_RECORD EXCERPTS_.
↓↓↓

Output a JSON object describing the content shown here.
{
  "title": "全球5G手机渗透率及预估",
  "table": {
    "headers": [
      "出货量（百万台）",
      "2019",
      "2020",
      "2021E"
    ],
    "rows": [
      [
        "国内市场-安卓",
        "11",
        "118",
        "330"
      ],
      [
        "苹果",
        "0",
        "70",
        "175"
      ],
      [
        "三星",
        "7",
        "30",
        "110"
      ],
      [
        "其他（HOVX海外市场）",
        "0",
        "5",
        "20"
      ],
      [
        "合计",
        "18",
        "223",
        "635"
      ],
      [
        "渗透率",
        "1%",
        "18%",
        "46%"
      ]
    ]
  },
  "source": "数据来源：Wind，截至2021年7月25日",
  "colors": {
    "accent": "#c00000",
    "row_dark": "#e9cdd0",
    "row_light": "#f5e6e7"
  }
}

↑↑↑

_EXERCISE_. Reproduce every entry shown above, precisely as it stands.

_OUTPUT FOR THIS EXERCISE_.
Output a JSON object describing the content shown here.
{
  "title": "全球5G手机渗透率及预估",
  "table": {
    "headers": [
      "出货量（百万台）",
      "2019",
      "2020",
      "2021E"
    ],
    "rows": [
      [
        "国内市场-安卓",
        "11",
        "118",
        "330"
      ],
      [
        "苹果",
        "0",
        "70",
        "175"
      ],
      [
        "三星",
        "7",
        "30",
        "110"
      ],
      [
        "其他（HOVX海外市场）",
        "0",
        "5",
        "20"
      ],
      [
        "合计",
        "18",
        "223",
        "635"
      ],
      [
        "渗透率",
        "1%",
        "18%",
        "46%"
      ]
    ]
  },
  "source": "数据来源：Wind，截至2021年7月25日",
  "colors": {
    "accent": "#c00000",
    "row_dark": "#e9cdd0",
    "row_light": "#f5e6e7"
  }
}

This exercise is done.